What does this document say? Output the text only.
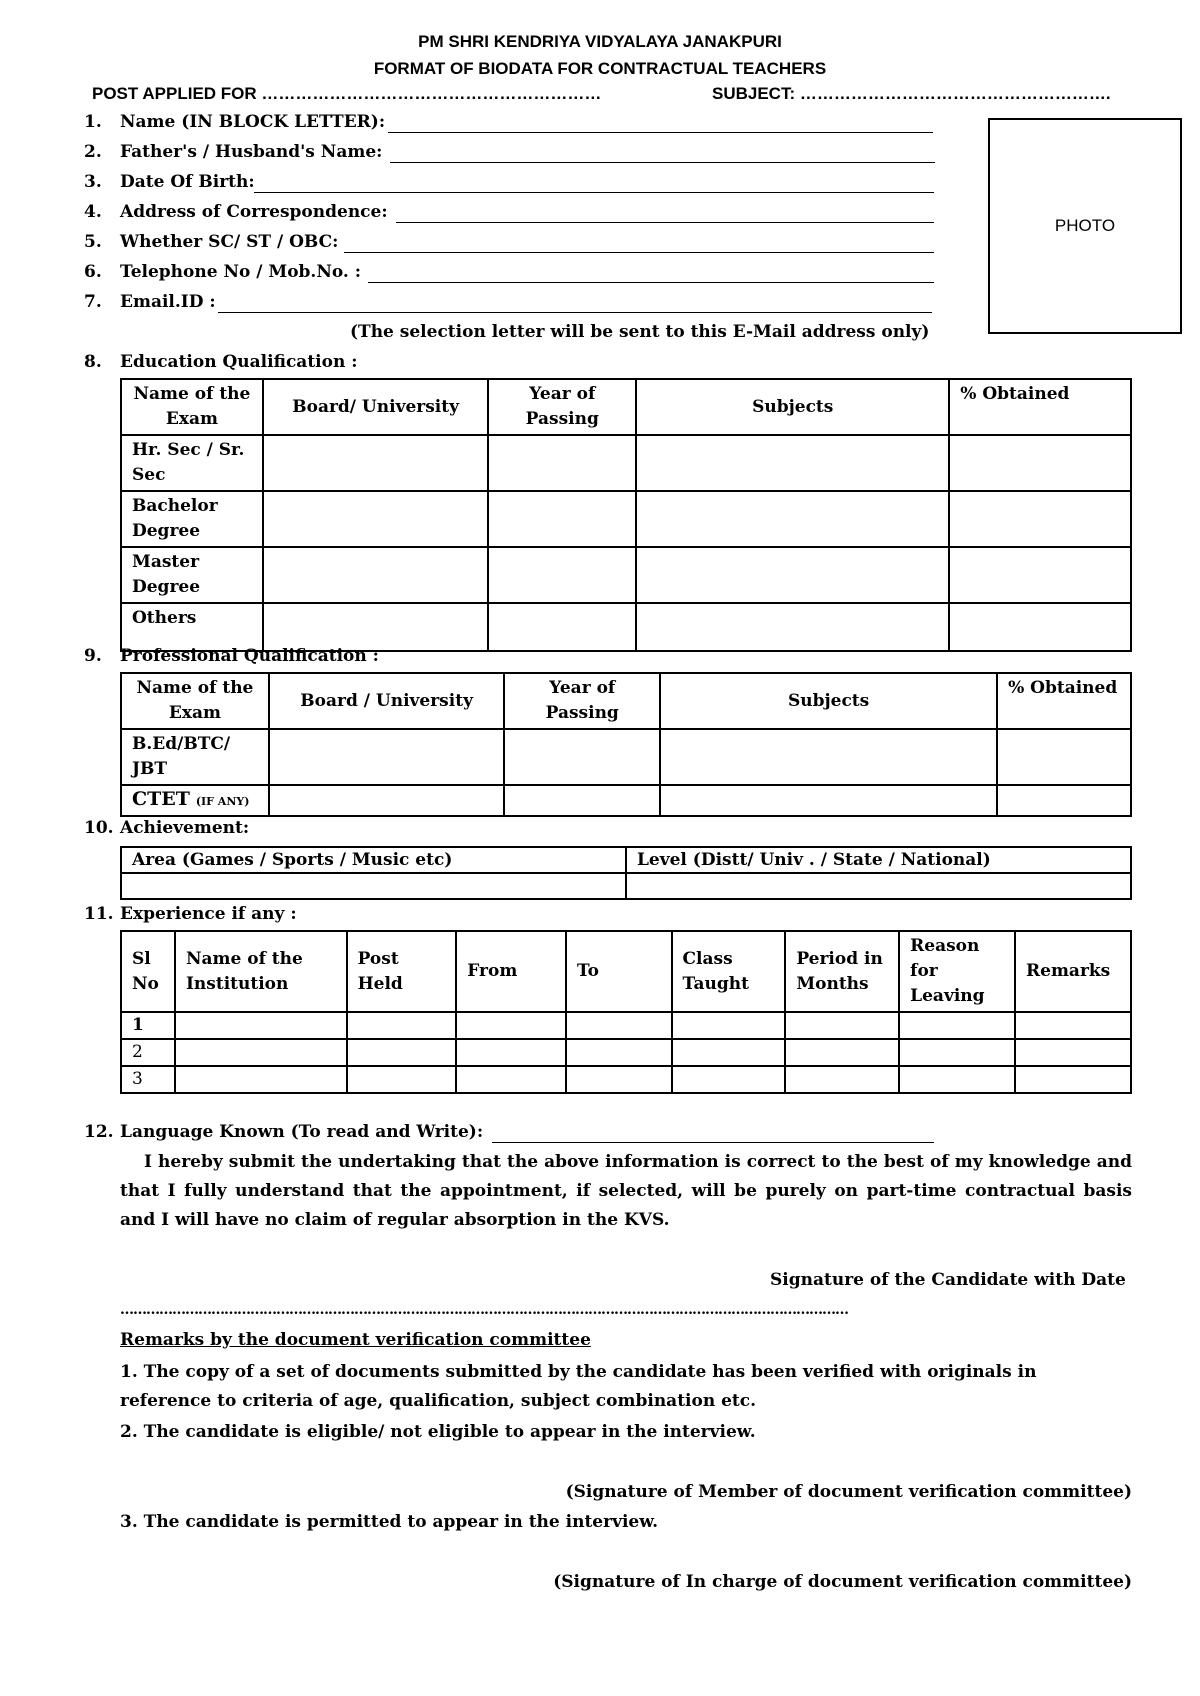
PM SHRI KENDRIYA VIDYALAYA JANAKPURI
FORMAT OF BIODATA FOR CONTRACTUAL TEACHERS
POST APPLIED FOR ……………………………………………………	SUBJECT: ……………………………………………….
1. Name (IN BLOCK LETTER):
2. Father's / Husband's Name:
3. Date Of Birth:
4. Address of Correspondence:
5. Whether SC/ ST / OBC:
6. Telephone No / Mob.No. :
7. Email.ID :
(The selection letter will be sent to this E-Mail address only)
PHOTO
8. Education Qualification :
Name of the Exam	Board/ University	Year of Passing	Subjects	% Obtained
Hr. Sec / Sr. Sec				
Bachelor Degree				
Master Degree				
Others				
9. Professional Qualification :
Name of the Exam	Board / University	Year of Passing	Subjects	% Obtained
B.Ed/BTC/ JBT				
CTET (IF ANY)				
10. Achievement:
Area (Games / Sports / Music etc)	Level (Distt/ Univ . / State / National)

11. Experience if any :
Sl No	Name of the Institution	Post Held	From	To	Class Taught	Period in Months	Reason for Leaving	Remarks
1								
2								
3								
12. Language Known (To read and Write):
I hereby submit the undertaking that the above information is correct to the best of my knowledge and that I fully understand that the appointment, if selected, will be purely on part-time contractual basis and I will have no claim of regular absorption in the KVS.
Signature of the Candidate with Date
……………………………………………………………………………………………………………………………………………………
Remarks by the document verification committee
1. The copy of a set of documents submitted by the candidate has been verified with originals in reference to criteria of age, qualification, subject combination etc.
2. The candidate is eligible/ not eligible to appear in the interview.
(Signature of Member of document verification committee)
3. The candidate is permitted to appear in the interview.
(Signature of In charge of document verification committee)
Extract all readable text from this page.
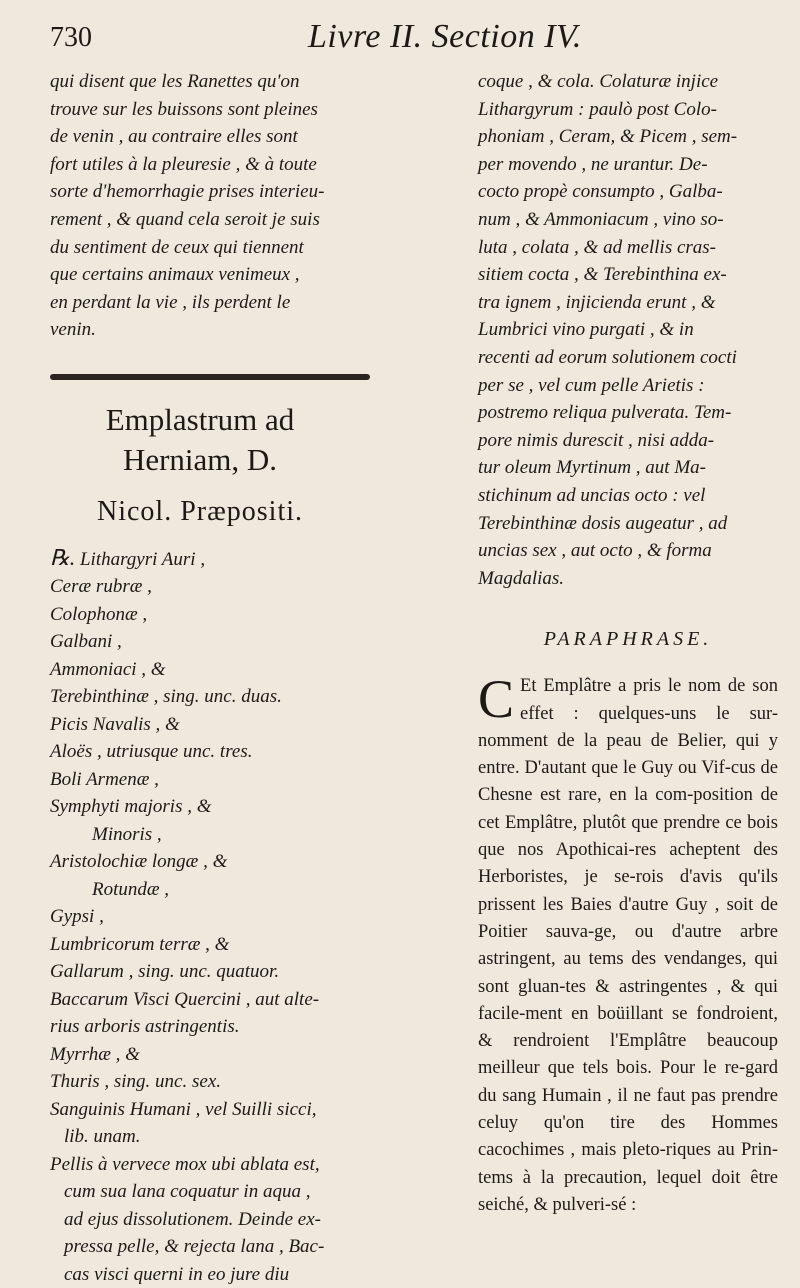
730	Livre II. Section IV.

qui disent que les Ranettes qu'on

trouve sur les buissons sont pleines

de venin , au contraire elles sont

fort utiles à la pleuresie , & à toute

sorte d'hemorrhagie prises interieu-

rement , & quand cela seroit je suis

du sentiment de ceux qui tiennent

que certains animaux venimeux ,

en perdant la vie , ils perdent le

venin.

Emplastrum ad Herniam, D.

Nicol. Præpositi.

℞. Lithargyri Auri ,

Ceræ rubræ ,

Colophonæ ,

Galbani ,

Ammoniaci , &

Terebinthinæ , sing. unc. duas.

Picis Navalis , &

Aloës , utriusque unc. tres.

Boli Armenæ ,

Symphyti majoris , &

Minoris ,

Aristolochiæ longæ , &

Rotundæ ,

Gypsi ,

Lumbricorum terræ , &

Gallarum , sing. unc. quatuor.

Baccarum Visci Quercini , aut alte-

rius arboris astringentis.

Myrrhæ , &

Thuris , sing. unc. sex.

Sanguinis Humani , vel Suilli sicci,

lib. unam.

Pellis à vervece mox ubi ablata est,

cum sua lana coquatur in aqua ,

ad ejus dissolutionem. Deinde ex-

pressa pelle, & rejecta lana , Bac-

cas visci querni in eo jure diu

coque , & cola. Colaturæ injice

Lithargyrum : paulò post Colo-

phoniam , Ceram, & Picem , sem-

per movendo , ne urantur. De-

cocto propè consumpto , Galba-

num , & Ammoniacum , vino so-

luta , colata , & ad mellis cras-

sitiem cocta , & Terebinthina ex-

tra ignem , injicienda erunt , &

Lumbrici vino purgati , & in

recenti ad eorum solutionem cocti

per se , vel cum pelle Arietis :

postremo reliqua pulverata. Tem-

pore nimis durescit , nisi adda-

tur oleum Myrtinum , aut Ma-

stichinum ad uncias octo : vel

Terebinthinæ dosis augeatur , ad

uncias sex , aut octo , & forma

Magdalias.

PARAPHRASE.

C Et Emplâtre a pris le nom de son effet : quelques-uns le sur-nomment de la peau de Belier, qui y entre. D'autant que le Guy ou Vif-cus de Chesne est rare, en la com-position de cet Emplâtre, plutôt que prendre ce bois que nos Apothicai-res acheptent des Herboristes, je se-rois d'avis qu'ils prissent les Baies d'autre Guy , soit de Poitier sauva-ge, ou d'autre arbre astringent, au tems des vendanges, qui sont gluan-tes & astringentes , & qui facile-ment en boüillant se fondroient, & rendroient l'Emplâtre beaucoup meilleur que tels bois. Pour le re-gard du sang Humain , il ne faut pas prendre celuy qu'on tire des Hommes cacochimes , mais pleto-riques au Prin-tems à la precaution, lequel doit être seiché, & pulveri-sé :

::::::

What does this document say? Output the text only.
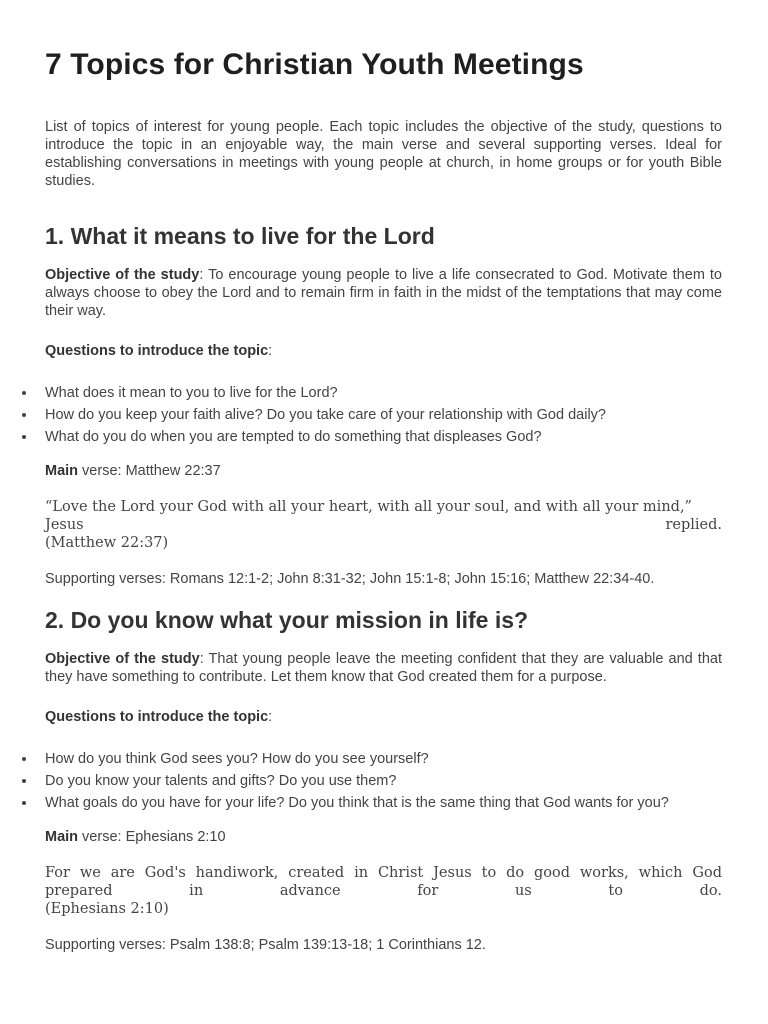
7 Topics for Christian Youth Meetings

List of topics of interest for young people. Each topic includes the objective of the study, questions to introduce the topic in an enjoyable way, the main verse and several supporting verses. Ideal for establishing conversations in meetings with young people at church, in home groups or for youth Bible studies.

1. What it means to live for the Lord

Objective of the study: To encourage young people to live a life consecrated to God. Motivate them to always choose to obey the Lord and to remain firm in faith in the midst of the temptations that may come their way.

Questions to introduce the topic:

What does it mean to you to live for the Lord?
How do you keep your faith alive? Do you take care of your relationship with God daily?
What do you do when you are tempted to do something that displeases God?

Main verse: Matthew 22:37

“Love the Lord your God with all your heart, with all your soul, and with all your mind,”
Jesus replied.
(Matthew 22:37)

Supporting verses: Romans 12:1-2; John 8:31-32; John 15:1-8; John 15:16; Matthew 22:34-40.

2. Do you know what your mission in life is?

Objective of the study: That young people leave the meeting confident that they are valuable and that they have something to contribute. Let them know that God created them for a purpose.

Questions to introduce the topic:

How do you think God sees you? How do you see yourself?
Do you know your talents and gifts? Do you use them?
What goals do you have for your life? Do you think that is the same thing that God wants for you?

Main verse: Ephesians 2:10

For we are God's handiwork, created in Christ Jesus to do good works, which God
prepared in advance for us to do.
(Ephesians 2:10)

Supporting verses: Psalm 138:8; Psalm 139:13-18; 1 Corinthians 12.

::::::

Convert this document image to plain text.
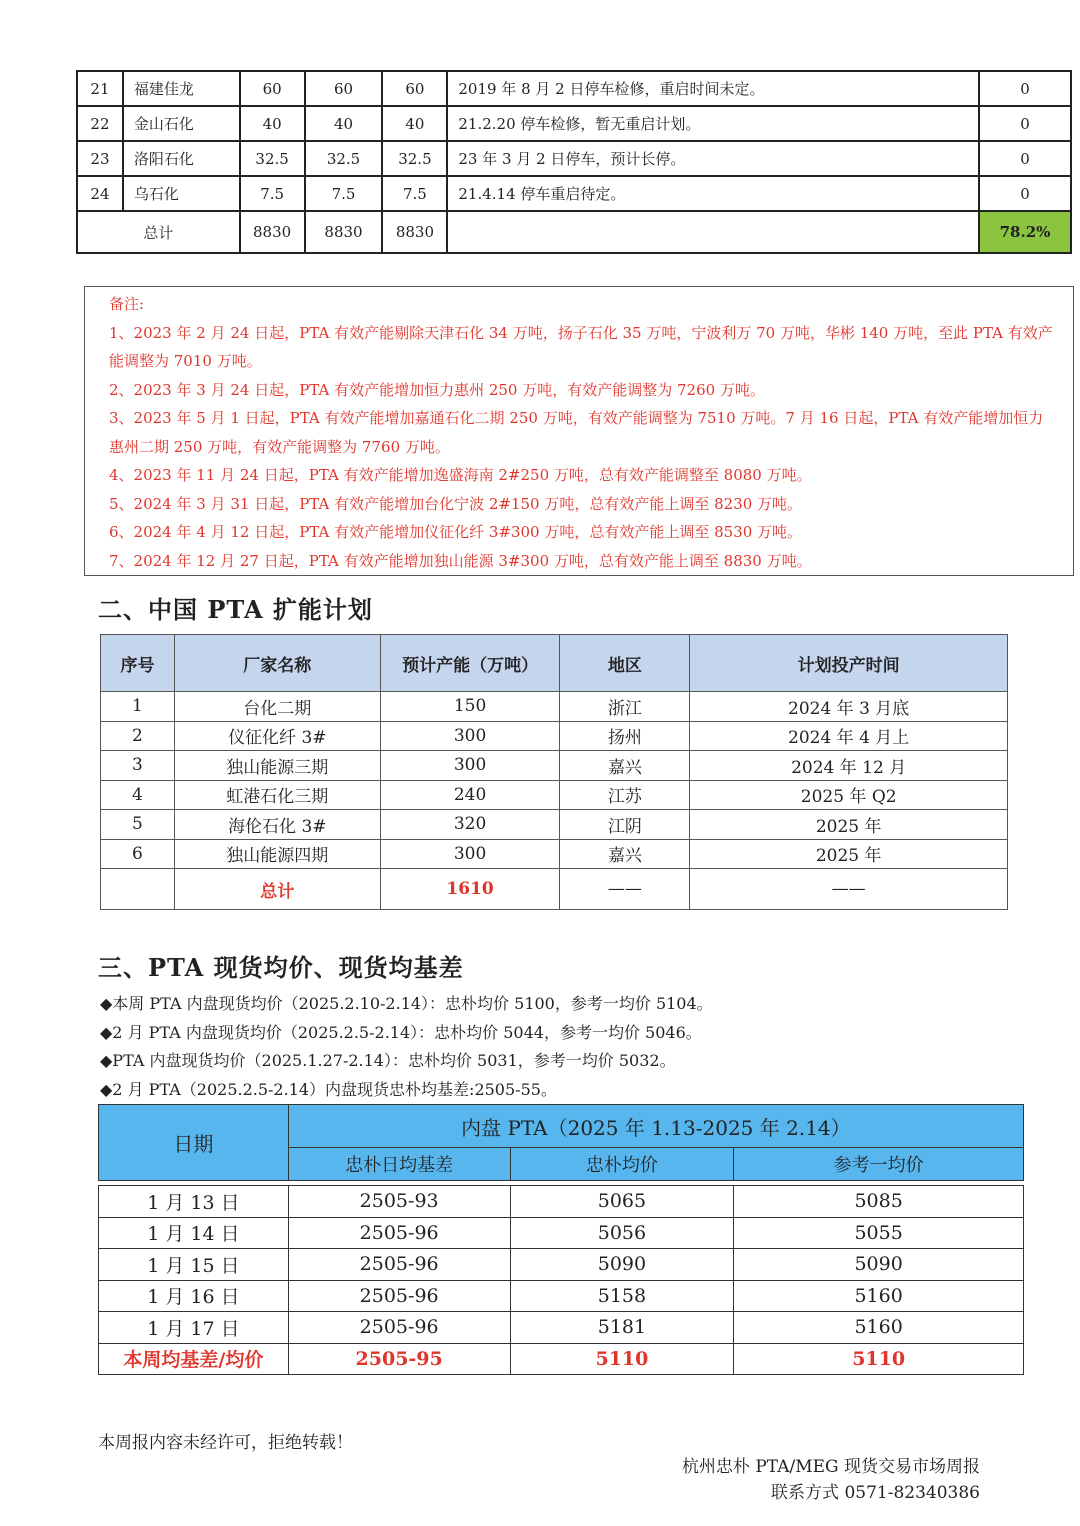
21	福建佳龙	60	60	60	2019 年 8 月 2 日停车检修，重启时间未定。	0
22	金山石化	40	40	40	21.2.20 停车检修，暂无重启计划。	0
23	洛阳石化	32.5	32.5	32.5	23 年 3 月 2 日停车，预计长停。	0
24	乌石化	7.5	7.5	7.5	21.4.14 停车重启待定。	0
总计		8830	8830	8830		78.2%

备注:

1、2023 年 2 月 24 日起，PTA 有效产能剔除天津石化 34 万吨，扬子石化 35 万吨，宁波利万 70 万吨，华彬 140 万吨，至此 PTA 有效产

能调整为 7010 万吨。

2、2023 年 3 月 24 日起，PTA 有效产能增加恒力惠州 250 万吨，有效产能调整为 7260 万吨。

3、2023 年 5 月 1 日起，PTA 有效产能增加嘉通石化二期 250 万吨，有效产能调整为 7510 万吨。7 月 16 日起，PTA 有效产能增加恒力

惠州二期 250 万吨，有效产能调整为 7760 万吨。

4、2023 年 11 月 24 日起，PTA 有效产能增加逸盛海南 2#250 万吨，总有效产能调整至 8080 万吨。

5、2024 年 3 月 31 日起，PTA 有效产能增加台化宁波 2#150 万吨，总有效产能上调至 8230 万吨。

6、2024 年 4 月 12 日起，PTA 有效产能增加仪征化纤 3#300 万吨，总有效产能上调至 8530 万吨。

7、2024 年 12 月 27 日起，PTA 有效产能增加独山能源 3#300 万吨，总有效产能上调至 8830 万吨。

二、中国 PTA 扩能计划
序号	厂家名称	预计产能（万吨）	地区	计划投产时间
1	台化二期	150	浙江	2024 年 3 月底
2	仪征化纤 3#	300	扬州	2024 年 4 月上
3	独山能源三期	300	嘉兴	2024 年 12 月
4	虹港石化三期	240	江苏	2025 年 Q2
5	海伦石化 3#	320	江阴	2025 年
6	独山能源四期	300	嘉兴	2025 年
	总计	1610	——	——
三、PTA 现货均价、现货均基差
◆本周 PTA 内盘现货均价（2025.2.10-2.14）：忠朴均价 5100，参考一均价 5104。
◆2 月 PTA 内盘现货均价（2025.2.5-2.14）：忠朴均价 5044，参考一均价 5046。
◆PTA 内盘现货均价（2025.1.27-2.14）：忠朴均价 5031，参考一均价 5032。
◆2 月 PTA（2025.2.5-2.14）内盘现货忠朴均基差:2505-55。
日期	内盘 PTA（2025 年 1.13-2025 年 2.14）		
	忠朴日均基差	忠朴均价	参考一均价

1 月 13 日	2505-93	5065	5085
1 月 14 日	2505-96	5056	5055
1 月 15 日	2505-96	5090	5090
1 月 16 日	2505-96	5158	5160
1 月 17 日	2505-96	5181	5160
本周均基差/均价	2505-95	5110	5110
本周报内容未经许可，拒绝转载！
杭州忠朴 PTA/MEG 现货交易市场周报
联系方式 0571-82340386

::::::

Stated exercise -
In the material above, find each line that contains the word "Ephesians", and select it.

Output -
Main verse: Ephesians 2:10
(Ephesians 2:10)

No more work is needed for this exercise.